▶ _Exercise details_: Name every movement of the symphony that the passage on movement order mentions by name.

▶ _Supplied passage_:
— Begin —
After having performed the symphony on tour where the the inner-movements were reversed every concert, Fischer writes: "In the Scherzo-Andante performances the transitions from one movement to the next felt wonderful, the whole architecture made sense but I felt a clear unease about the size and weight of the Scherzo after the first movement." Fischer seems to 'get it', but not quite. I see the symphony as one long march to the death, divided into three parts. The Allegro + Scherzo form part I, the Andante is part II, and Finale part III. My evidence for this interpretation and thus the movement order lies in the way movements begin and end. After 20+ minutes of 'the march,' the Allegro ends in a glorious triumph. But the victory is short lived. The march instantly starts up again in the Scherzo. It's relentless. The "unease" Fischer writes about can be relieved if the Scherzo is played in such a way to highlight how much of a parody of the first movement it is. The most effective way to accomplish this is to play it at the exact same tempo as the Allegro. That way you can hear how it starts out sounding near identical and then is deconstructed. The parody eventually becomes a total mess and fizzles out, which leads into the tranquil Andante, conveniently coming in the middle of the symphony, serving as a breather, a brief moment for reflection and contemplation; a sort of intermezzo like the Adagietto in the 5th symphony. Notice how the timings work out: part I is about 35 minutes and part III is 30, with the Andante in the center. The Finale picks up where the Andante left off. There's a four minute atmospheric introduction to the movement which serves as a transition from the Andante to the return of the march. So as Fischer notes, he's completely blown the architecture of the symphony by switching the order. Furthermore, the transitions, when switched, simply don't work. The change from Andante to Scherzo is particularly awkward. And with the Scherzo next to the Finale, the back end of the symphony becomes bottom heavy -- sort of the problem Fischer claims to have been trying to avoid. Suddenly you have 42+ minutes of the march.
— End —
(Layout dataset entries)
— Begin —
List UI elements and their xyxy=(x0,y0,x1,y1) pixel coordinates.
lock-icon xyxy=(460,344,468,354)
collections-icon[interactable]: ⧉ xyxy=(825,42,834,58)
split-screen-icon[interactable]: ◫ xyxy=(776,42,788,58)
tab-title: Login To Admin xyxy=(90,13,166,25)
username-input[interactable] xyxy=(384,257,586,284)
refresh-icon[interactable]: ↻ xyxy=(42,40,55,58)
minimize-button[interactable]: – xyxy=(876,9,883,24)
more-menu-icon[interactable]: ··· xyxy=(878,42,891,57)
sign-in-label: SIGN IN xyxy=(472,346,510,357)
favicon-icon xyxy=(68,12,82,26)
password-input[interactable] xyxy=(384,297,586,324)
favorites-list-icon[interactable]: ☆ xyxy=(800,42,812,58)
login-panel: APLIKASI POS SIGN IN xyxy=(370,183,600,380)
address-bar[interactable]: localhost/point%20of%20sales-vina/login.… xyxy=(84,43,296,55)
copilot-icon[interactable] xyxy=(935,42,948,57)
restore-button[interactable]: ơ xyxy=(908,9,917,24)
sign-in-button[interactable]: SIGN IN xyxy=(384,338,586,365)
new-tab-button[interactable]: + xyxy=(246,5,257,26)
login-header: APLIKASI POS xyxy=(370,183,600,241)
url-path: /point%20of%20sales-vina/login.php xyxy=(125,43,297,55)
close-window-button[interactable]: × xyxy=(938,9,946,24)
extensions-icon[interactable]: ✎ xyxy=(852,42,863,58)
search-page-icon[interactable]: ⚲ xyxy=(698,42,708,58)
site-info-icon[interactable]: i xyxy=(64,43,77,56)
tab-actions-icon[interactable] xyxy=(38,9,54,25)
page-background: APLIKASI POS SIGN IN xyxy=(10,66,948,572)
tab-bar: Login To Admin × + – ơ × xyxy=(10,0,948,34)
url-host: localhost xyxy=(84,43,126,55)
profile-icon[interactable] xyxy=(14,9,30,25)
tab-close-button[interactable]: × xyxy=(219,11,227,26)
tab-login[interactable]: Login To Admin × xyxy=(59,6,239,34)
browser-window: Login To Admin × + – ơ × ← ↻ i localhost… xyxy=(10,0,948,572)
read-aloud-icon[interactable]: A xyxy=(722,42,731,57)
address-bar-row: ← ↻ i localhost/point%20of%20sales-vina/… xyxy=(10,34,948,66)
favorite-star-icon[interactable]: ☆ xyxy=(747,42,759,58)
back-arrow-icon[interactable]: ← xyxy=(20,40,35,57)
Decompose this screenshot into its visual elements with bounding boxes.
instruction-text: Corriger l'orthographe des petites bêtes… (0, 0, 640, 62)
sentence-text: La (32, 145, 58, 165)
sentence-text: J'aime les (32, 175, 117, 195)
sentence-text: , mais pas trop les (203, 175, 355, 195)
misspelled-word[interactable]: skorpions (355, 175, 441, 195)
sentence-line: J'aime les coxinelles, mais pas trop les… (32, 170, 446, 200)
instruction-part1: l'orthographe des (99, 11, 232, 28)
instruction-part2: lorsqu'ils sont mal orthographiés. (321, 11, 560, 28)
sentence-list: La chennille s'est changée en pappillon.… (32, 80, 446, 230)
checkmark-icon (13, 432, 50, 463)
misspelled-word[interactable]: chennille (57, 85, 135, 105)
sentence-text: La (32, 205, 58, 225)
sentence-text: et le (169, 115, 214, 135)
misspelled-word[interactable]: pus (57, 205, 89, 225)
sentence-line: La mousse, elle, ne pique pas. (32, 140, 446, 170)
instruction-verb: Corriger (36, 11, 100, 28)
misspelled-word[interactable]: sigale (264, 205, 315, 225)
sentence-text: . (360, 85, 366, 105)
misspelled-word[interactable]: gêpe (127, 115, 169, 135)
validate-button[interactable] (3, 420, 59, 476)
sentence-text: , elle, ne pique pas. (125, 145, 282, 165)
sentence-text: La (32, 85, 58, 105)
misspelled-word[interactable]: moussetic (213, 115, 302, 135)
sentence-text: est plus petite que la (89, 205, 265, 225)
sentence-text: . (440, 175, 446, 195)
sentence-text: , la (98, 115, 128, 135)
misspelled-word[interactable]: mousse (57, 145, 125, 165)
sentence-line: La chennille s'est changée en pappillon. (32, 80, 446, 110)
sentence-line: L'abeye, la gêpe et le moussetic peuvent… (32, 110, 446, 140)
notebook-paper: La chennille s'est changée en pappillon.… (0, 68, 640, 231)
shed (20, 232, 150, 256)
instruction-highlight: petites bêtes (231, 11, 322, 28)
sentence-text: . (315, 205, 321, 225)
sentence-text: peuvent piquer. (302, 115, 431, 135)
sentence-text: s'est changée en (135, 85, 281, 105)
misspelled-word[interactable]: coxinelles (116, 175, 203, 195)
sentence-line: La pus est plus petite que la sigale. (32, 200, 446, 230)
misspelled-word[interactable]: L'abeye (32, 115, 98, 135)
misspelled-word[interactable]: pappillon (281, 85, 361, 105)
— End —
▶ _Correct answer_: Allegro, Scherzo, Andante, Finale